Exercise objective:
Transcribe the entries below exactly.

** Begin Data shown **

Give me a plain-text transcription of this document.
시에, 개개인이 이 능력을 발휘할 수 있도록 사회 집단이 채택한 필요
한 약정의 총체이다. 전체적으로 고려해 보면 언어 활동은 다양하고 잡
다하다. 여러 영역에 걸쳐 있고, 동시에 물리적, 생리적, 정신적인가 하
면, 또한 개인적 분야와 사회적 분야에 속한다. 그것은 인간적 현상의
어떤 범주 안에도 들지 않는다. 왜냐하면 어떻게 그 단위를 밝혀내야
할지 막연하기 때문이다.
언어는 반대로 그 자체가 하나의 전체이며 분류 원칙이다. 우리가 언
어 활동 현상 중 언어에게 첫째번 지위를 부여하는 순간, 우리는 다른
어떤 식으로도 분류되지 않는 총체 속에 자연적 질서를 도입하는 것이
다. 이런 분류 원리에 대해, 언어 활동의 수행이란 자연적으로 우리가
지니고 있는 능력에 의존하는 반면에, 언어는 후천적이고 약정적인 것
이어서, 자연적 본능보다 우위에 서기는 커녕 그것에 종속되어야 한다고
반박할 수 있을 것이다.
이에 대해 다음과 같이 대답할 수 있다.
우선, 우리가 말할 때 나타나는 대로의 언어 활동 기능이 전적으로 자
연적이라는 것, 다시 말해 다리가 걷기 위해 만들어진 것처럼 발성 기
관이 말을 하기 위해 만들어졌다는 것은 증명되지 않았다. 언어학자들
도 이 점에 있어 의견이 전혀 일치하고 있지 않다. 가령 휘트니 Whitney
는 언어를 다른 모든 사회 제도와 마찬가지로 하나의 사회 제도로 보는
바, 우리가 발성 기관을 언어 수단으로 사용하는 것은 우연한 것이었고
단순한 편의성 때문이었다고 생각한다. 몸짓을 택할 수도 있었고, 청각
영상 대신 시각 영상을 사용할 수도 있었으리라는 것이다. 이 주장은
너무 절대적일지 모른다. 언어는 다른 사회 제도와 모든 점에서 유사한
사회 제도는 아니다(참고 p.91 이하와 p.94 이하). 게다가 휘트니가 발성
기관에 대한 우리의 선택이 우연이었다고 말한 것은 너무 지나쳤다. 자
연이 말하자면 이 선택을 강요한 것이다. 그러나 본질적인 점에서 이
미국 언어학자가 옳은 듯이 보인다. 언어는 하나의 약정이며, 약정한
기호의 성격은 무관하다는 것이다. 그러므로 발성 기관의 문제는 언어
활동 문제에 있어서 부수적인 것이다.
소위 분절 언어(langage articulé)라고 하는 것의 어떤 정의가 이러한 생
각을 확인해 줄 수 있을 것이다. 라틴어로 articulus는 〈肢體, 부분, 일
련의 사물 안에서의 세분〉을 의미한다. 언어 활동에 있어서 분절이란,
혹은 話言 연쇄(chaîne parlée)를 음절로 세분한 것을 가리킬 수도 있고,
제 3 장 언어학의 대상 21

** End Data shown **

The answer:
Give me a plain-text transcription of this document.
시에, 개개인이 이 능력을 발휘할 수 있도록 사회 집단이 채택한 필요
한 약정의 총체이다. 전체적으로 고려해 보면 언어 활동은 다양하고 잡
다하다. 여러 영역에 걸쳐 있고, 동시에 물리적, 생리적, 정신적인가 하
면, 또한 개인적 분야와 사회적 분야에 속한다. 그것은 인간적 현상의
어떤 범주 안에도 들지 않는다. 왜냐하면 어떻게 그 단위를 밝혀내야
할지 막연하기 때문이다.
언어는 반대로 그 자체가 하나의 전체이며 분류 원칙이다. 우리가 언
어 활동 현상 중 언어에게 첫째번 지위를 부여하는 순간, 우리는 다른
어떤 식으로도 분류되지 않는 총체 속에 자연적 질서를 도입하는 것이
다. 이런 분류 원리에 대해, 언어 활동의 수행이란 자연적으로 우리가
지니고 있는 능력에 의존하는 반면에, 언어는 후천적이고 약정적인 것
이어서, 자연적 본능보다 우위에 서기는 커녕 그것에 종속되어야 한다고
반박할 수 있을 것이다.
이에 대해 다음과 같이 대답할 수 있다.
우선, 우리가 말할 때 나타나는 대로의 언어 활동 기능이 전적으로 자
연적이라는 것, 다시 말해 다리가 걷기 위해 만들어진 것처럼 발성 기
관이 말을 하기 위해 만들어졌다는 것은 증명되지 않았다. 언어학자들
도 이 점에 있어 의견이 전혀 일치하고 있지 않다. 가령 휘트니 Whitney
는 언어를 다른 모든 사회 제도와 마찬가지로 하나의 사회 제도로 보는
바, 우리가 발성 기관을 언어 수단으로 사용하는 것은 우연한 것이었고
단순한 편의성 때문이었다고 생각한다. 몸짓을 택할 수도 있었고, 청각
영상 대신 시각 영상을 사용할 수도 있었으리라는 것이다. 이 주장은
너무 절대적일지 모른다. 언어는 다른 사회 제도와 모든 점에서 유사한
사회 제도는 아니다(참고 p.91 이하와 p.94 이하). 게다가 휘트니가 발성
기관에 대한 우리의 선택이 우연이었다고 말한 것은 너무 지나쳤다. 자
연이 말하자면 이 선택을 강요한 것이다. 그러나 본질적인 점에서 이
미국 언어학자가 옳은 듯이 보인다. 언어는 하나의 약정이며, 약정한
기호의 성격은 무관하다는 것이다. 그러므로 발성 기관의 문제는 언어
활동 문제에 있어서 부수적인 것이다.
소위 분절 언어(langage articulé)라고 하는 것의 어떤 정의가 이러한 생
각을 확인해 줄 수 있을 것이다. 라틴어로 articulus는 〈肢體, 부분, 일
련의 사물 안에서의 세분〉을 의미한다. 언어 활동에 있어서 분절이란,
혹은 話言 연쇄(chaîne parlée)를 음절로 세분한 것을 가리킬 수도 있고,
제 3 장 언어학의 대상 21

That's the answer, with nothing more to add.